Prompt | Identify and reproduce every line holding the string "author".

>> Start Input data

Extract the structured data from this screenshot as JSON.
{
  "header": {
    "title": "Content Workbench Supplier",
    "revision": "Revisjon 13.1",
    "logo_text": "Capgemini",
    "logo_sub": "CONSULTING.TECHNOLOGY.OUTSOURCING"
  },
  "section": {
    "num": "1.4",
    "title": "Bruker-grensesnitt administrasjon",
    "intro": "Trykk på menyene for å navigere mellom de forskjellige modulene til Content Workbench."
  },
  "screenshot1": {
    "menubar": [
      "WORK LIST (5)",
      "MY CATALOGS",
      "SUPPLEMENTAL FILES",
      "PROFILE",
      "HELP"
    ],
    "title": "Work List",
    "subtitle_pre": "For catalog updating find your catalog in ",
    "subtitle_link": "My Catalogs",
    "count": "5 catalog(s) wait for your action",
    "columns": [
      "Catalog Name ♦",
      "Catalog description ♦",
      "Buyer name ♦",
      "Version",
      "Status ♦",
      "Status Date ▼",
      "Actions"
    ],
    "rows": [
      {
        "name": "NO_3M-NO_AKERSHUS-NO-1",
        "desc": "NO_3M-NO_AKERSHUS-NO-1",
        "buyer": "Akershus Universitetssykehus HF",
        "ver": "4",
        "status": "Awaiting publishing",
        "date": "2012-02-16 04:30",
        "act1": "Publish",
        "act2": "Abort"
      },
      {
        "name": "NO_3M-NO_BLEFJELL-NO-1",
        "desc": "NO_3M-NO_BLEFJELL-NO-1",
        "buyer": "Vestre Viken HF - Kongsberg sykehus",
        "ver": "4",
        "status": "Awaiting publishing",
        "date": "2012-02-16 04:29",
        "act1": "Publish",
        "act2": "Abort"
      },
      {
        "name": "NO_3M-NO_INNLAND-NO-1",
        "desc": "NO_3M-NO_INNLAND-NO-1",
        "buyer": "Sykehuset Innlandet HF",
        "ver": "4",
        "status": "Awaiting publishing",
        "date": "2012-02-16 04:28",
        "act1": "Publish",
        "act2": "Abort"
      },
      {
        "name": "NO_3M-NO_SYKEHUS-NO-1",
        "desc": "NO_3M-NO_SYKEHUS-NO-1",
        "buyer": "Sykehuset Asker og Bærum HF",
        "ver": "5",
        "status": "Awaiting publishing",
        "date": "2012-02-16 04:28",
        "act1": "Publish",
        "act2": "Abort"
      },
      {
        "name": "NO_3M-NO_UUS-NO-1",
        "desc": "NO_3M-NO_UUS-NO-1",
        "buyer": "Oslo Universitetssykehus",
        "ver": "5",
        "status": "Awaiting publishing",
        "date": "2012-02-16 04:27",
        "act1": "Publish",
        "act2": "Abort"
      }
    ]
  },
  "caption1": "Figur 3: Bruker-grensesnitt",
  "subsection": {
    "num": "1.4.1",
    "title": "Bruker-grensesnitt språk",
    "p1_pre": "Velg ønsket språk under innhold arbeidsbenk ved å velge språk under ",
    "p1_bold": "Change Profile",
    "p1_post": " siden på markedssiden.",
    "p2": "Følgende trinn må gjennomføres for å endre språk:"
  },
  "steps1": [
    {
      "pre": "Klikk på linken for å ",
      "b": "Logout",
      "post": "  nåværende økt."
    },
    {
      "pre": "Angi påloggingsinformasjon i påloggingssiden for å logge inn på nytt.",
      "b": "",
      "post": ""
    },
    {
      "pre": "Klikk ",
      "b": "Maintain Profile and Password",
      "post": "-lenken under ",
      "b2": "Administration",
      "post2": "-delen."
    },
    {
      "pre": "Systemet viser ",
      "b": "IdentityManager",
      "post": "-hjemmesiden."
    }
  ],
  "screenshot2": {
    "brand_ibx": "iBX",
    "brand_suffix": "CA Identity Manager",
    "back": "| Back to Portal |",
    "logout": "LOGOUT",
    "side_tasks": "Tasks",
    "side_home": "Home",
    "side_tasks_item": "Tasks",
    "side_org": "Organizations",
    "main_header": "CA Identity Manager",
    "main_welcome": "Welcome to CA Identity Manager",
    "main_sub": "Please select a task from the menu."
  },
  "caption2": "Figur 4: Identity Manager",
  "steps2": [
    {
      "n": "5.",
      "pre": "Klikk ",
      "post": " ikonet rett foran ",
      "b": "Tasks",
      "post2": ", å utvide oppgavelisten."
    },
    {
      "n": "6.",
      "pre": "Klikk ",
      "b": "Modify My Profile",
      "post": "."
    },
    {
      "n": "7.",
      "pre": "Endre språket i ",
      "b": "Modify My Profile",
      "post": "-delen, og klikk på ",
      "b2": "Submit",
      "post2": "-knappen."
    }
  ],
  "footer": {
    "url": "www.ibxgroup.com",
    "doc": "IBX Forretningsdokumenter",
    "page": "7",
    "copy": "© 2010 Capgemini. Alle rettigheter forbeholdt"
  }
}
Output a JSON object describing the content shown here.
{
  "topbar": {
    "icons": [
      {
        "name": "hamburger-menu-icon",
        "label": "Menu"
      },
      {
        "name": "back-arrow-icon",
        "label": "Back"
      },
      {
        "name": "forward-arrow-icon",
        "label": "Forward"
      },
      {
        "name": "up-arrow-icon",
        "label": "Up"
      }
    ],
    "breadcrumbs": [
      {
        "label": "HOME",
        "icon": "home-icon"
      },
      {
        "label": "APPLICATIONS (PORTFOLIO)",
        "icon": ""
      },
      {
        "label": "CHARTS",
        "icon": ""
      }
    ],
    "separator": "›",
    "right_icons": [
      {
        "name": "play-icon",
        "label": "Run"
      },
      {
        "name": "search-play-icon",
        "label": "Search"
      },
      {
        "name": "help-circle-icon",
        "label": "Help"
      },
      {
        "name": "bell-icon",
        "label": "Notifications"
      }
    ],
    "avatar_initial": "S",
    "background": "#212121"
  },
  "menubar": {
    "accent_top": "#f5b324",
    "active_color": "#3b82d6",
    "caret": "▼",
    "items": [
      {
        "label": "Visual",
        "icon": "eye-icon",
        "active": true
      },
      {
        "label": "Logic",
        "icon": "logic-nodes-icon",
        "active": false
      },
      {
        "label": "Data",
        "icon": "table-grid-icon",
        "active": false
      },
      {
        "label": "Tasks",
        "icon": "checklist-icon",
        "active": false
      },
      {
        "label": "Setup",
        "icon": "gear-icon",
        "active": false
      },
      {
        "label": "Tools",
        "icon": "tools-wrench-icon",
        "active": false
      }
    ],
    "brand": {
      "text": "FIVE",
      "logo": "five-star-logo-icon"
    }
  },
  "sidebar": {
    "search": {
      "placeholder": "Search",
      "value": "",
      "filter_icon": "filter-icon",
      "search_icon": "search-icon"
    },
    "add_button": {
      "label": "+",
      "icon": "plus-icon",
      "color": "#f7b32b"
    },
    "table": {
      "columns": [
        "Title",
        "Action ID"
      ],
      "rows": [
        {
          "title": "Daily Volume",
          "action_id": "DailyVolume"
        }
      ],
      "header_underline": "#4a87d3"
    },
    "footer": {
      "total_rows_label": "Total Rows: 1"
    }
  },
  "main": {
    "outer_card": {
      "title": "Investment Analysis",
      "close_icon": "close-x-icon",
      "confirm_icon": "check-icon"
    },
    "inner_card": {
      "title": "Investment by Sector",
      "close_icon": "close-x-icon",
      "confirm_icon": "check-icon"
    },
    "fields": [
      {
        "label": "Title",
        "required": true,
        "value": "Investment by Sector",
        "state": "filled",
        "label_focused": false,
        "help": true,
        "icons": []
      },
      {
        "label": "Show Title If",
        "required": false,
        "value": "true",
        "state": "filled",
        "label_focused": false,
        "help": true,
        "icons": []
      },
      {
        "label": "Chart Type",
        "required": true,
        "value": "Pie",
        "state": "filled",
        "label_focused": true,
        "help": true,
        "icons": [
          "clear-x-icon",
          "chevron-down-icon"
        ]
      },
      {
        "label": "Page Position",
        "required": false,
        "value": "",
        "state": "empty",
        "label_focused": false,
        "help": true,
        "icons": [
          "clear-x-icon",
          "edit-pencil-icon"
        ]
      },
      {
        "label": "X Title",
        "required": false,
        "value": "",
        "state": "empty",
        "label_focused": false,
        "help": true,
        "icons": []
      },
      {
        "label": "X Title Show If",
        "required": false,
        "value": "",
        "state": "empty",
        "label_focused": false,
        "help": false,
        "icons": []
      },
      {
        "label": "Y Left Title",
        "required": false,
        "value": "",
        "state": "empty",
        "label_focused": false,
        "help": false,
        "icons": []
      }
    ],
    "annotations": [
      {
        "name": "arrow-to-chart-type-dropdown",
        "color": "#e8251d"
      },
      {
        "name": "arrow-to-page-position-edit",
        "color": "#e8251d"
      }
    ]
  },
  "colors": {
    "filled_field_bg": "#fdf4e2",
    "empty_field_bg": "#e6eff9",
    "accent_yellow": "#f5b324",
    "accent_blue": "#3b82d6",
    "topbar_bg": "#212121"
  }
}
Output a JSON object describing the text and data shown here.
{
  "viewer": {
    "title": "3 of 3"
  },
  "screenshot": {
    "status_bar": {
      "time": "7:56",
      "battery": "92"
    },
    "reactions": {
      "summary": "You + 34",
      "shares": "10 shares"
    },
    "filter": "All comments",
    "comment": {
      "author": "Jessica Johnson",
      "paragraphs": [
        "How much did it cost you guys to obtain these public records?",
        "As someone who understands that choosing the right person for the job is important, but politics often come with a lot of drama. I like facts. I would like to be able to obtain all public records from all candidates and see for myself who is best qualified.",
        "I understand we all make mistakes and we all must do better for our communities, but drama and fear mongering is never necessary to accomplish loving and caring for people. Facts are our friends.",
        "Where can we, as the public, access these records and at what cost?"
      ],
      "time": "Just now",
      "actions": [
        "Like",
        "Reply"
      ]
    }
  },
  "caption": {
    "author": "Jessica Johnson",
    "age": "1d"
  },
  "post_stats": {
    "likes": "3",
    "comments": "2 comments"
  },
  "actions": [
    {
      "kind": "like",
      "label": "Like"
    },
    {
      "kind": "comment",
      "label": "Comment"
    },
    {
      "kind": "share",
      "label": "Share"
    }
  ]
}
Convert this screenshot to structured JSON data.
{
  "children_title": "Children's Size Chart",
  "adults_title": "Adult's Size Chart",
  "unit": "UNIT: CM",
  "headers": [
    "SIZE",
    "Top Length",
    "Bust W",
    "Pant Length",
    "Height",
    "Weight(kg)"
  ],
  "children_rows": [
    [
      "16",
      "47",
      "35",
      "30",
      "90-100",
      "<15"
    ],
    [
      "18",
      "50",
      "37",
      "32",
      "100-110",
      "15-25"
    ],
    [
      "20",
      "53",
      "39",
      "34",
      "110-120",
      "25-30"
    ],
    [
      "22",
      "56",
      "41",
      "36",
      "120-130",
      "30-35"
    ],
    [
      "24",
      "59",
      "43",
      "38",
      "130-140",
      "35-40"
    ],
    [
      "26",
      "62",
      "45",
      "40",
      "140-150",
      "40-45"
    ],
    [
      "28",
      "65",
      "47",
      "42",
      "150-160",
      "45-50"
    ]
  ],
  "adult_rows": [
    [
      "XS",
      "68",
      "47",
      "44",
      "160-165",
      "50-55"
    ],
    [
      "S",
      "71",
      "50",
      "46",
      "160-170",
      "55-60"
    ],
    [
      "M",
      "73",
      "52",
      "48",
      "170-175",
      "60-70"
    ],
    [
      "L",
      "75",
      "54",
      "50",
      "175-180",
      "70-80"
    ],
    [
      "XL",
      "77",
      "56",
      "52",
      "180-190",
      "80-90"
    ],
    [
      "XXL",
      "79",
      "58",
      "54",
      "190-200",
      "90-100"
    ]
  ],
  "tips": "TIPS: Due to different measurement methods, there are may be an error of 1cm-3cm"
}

>> End Input data

Output of the exercise |
      "author": "Jessica Johnson",
    "author": "Jessica Johnson",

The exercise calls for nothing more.